▸ Task directions
Find the lines that hold "Reward". Report only how many there are.

• • •

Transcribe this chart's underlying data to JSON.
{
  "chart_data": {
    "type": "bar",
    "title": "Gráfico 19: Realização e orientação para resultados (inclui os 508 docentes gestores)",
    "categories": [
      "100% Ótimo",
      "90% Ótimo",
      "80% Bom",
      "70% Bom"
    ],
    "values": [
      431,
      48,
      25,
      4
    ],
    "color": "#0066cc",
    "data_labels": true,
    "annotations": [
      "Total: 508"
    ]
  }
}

• • •

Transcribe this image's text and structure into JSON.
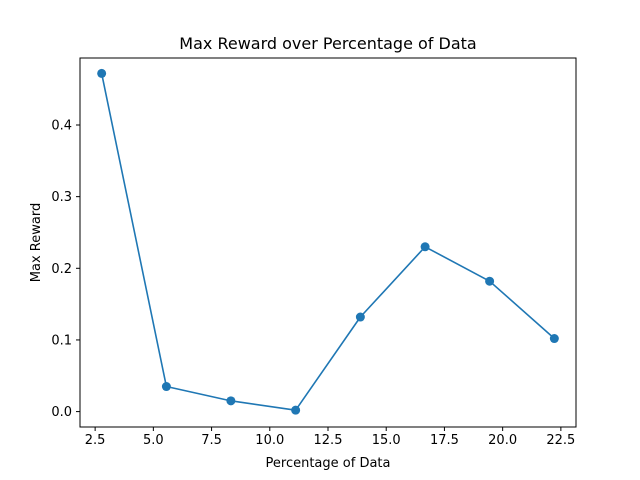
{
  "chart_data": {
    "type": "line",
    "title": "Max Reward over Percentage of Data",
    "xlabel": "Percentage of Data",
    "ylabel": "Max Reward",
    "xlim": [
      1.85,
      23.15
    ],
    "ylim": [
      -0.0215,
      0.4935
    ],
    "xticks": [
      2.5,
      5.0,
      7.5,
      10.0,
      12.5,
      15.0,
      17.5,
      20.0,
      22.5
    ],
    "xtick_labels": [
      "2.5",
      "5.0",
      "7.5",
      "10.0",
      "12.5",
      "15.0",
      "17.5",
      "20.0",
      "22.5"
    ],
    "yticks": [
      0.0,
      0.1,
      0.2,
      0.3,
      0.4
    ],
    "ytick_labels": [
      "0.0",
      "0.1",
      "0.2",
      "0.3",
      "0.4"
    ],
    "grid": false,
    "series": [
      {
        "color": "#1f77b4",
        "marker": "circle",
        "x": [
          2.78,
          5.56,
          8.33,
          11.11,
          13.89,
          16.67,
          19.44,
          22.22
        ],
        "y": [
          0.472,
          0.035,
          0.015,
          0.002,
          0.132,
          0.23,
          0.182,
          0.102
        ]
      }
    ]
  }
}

• • •

▸ Response to the task
2